_Task to complete:_ Exactly as written, please set down all of the entries again, with no pictures.

(Records from a collection of figures)
(begin)
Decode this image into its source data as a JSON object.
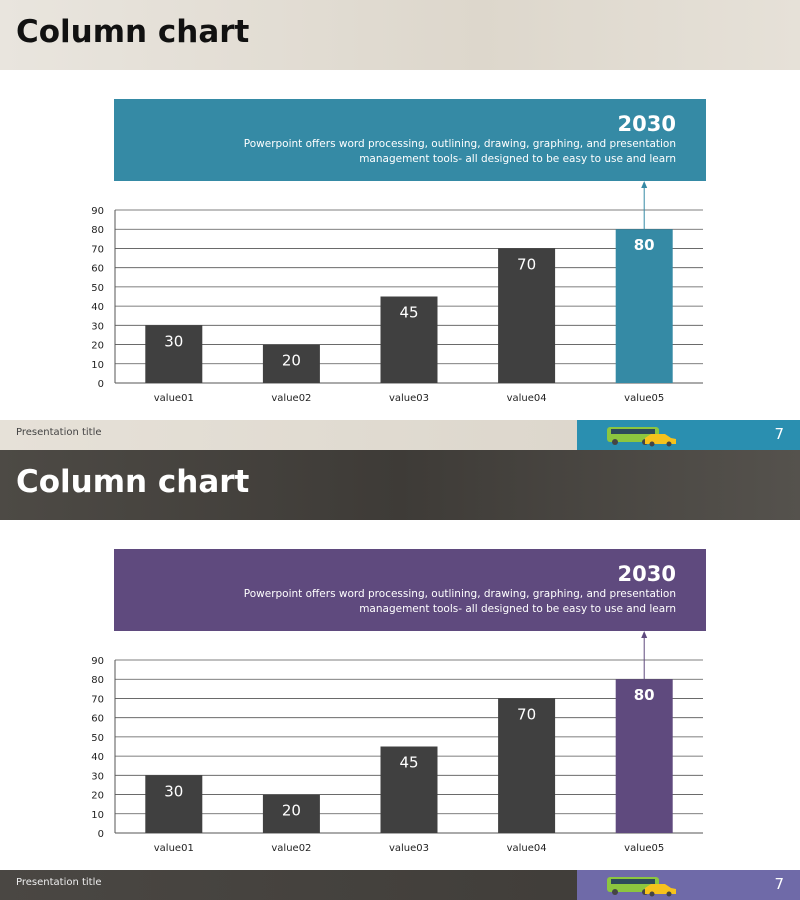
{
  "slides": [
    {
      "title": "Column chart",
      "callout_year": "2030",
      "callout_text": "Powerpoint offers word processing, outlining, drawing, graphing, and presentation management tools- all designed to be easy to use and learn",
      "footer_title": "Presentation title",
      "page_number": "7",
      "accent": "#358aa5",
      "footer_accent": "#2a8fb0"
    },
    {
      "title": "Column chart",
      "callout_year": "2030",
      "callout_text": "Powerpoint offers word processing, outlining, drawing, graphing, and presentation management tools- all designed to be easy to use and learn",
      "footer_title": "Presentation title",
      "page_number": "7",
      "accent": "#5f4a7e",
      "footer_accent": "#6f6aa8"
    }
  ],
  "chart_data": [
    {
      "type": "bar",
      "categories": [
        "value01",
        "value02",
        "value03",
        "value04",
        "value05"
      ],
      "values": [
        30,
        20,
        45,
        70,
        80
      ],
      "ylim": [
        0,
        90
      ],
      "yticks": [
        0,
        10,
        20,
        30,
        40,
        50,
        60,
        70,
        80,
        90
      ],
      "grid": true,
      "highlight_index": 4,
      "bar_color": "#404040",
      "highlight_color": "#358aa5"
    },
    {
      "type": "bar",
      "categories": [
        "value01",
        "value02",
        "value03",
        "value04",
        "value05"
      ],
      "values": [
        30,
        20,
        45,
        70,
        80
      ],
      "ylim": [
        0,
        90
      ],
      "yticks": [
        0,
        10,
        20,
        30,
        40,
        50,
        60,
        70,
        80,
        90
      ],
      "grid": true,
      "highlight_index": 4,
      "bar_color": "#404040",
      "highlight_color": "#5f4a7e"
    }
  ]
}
(end)
_The reply:_
Decode this image into its source data as a JSON object.
{
  "slides": [
    {
      "title": "Column chart",
      "callout_year": "2030",
      "callout_text": "Powerpoint offers word processing, outlining, drawing, graphing, and presentation management tools- all designed to be easy to use and learn",
      "footer_title": "Presentation title",
      "page_number": "7",
      "accent": "#358aa5",
      "footer_accent": "#2a8fb0"
    },
    {
      "title": "Column chart",
      "callout_year": "2030",
      "callout_text": "Powerpoint offers word processing, outlining, drawing, graphing, and presentation management tools- all designed to be easy to use and learn",
      "footer_title": "Presentation title",
      "page_number": "7",
      "accent": "#5f4a7e",
      "footer_accent": "#6f6aa8"
    }
  ],
  "chart_data": [
    {
      "type": "bar",
      "categories": [
        "value01",
        "value02",
        "value03",
        "value04",
        "value05"
      ],
      "values": [
        30,
        20,
        45,
        70,
        80
      ],
      "ylim": [
        0,
        90
      ],
      "yticks": [
        0,
        10,
        20,
        30,
        40,
        50,
        60,
        70,
        80,
        90
      ],
      "grid": true,
      "highlight_index": 4,
      "bar_color": "#404040",
      "highlight_color": "#358aa5"
    },
    {
      "type": "bar",
      "categories": [
        "value01",
        "value02",
        "value03",
        "value04",
        "value05"
      ],
      "values": [
        30,
        20,
        45,
        70,
        80
      ],
      "ylim": [
        0,
        90
      ],
      "yticks": [
        0,
        10,
        20,
        30,
        40,
        50,
        60,
        70,
        80,
        90
      ],
      "grid": true,
      "highlight_index": 4,
      "bar_color": "#404040",
      "highlight_color": "#5f4a7e"
    }
  ]
}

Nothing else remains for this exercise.